(Saved entries)
══════════

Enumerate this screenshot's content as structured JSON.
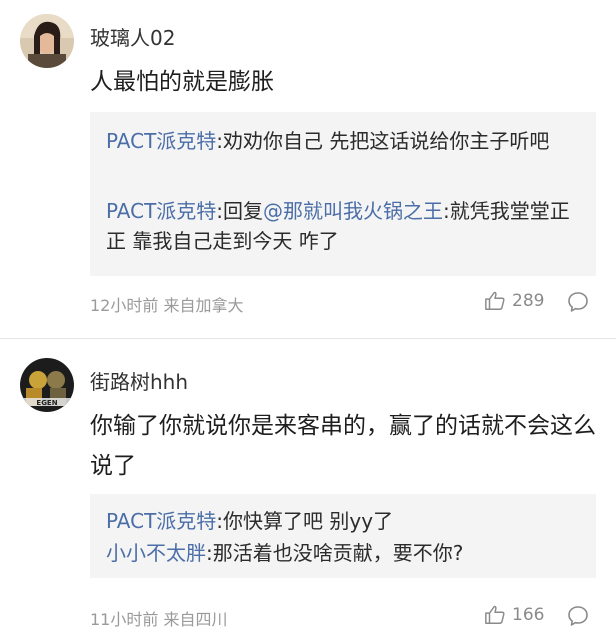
{
  "comments": [
    {
      "username": "玻璃人02",
      "text": "人最怕的就是膨胀",
      "replies": [
        {
          "author": "PACT派克特",
          "sep": ":",
          "mention": "",
          "content": "劝劝你自己 先把这话说给你主子听吧"
        },
        {
          "author": "PACT派克特",
          "sep": ":",
          "prefix": "回复",
          "mention": "@那就叫我火锅之王",
          "content": ":就凭我堂堂正正 靠我自己走到今天 咋了"
        }
      ],
      "time": "12小时前",
      "location": "来自加拿大",
      "likes": "289",
      "avatar_icon": "user-avatar-photo"
    },
    {
      "username": "街路树hhh",
      "text": "你输了你就说你是来客串的，赢了的话就不会这么说了",
      "replies": [
        {
          "author": "PACT派克特",
          "sep": ":",
          "content": "你快算了吧 别yy了"
        },
        {
          "author": "小小不太胖",
          "sep": ":",
          "content": "那活着也没啥贡献，要不你?"
        }
      ],
      "time": "11小时前",
      "location": "来自四川",
      "likes": "166",
      "avatar_icon": "user-avatar-artwork"
    }
  ],
  "colors": {
    "link": "#4b6ea8",
    "meta": "#9a9a9a",
    "reply_bg": "#f4f4f4"
  },
  "icons": {
    "like": "thumbs-up-icon",
    "reply": "speech-bubble-icon"
  }
}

══════════

◆ **WHAT TO PRODUCE**
Transcribe the material exactly, leaving every picture out.

◆ **RESPONSE TO THIS TASK**
Enumerate this screenshot's content as structured JSON.
{
  "comments": [
    {
      "username": "玻璃人02",
      "text": "人最怕的就是膨胀",
      "replies": [
        {
          "author": "PACT派克特",
          "sep": ":",
          "mention": "",
          "content": "劝劝你自己 先把这话说给你主子听吧"
        },
        {
          "author": "PACT派克特",
          "sep": ":",
          "prefix": "回复",
          "mention": "@那就叫我火锅之王",
          "content": ":就凭我堂堂正正 靠我自己走到今天 咋了"
        }
      ],
      "time": "12小时前",
      "location": "来自加拿大",
      "likes": "289",
      "avatar_icon": "user-avatar-photo"
    },
    {
      "username": "街路树hhh",
      "text": "你输了你就说你是来客串的，赢了的话就不会这么说了",
      "replies": [
        {
          "author": "PACT派克特",
          "sep": ":",
          "content": "你快算了吧 别yy了"
        },
        {
          "author": "小小不太胖",
          "sep": ":",
          "content": "那活着也没啥贡献，要不你?"
        }
      ],
      "time": "11小时前",
      "location": "来自四川",
      "likes": "166",
      "avatar_icon": "user-avatar-artwork"
    }
  ],
  "colors": {
    "link": "#4b6ea8",
    "meta": "#9a9a9a",
    "reply_bg": "#f4f4f4"
  },
  "icons": {
    "like": "thumbs-up-icon",
    "reply": "speech-bubble-icon"
  }
}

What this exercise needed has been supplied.